▶ [Exercise description]
Work out how many lines include "الرمانى" and answer with that number only.
::: Given data :::
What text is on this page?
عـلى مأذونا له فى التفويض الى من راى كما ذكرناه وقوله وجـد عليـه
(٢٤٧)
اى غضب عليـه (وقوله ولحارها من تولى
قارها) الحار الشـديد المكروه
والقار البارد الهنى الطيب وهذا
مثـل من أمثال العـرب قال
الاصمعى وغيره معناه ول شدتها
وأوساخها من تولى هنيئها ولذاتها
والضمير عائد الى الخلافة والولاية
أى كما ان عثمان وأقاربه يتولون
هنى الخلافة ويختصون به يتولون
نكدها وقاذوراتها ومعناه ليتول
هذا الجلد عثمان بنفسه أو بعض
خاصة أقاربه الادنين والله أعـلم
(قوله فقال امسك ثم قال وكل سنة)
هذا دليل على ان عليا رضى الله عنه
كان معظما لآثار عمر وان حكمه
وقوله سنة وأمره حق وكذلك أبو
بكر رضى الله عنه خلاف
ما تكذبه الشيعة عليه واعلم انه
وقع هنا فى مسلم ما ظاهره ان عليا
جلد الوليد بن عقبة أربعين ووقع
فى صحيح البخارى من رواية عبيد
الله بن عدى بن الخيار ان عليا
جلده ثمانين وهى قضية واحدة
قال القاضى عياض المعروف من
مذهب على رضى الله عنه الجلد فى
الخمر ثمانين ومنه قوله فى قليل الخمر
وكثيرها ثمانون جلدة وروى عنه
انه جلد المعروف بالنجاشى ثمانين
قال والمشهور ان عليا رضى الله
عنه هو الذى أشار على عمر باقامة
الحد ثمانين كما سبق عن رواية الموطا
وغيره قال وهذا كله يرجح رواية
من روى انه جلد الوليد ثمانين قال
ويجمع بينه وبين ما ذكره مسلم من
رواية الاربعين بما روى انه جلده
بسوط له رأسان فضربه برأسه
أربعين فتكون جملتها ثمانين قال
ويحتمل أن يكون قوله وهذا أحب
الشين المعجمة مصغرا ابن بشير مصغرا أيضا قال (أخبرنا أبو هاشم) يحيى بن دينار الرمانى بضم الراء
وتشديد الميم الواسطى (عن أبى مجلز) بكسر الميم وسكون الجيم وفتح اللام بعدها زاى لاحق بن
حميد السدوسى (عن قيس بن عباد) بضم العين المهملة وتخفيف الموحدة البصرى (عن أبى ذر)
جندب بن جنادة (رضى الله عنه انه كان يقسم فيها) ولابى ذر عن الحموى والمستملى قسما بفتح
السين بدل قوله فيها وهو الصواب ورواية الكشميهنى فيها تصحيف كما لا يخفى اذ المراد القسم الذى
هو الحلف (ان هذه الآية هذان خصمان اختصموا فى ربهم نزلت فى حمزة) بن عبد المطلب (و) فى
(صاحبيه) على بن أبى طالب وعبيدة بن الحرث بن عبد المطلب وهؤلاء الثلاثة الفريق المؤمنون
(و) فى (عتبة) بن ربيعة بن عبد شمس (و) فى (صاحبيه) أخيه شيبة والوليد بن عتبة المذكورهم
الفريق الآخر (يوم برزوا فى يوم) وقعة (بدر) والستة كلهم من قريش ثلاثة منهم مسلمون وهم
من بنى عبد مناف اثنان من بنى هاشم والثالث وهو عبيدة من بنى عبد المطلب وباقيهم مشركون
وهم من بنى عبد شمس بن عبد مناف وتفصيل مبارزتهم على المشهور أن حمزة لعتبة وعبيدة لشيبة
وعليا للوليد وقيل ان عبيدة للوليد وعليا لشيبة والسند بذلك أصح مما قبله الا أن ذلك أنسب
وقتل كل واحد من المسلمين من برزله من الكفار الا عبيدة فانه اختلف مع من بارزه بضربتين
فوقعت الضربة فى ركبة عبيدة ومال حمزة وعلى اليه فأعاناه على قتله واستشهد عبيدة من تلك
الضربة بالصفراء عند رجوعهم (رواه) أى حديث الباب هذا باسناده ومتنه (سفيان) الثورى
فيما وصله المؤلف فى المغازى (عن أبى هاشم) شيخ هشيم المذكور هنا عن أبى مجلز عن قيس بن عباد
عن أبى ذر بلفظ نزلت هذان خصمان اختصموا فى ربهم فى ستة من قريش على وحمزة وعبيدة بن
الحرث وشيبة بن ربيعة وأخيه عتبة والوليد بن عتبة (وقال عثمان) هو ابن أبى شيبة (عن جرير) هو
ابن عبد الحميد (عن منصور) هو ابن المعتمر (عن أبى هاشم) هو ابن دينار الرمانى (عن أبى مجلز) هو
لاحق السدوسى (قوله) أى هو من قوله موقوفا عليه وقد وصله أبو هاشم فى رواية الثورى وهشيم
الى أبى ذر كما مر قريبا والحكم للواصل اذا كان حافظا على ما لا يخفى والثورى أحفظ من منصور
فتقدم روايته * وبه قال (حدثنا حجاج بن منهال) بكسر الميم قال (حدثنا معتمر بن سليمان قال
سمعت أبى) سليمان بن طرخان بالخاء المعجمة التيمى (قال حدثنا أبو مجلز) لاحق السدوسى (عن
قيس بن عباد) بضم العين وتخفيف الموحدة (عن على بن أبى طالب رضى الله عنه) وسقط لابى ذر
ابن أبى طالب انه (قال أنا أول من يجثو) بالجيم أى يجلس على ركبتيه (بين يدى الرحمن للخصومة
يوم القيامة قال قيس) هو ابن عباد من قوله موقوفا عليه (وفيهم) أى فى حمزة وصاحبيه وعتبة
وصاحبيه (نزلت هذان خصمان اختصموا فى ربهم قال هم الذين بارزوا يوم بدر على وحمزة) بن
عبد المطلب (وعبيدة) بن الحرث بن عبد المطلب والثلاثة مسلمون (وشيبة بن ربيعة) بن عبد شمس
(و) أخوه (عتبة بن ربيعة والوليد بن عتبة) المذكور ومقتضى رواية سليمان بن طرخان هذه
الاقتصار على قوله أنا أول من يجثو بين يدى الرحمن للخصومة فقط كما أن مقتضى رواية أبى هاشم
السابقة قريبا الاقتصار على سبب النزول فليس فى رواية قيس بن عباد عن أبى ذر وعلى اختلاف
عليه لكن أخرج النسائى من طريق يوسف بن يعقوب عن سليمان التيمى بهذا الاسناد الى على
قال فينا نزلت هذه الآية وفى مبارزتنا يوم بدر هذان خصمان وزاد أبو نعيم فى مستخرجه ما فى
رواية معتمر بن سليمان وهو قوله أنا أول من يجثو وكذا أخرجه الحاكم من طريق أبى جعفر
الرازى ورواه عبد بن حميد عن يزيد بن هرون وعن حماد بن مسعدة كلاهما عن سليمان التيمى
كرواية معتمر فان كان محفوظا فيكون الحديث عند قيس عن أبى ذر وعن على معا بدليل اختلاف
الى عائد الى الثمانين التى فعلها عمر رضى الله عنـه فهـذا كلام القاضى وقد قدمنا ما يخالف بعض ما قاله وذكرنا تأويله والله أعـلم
:::
▶ [Solution for this exercise]
2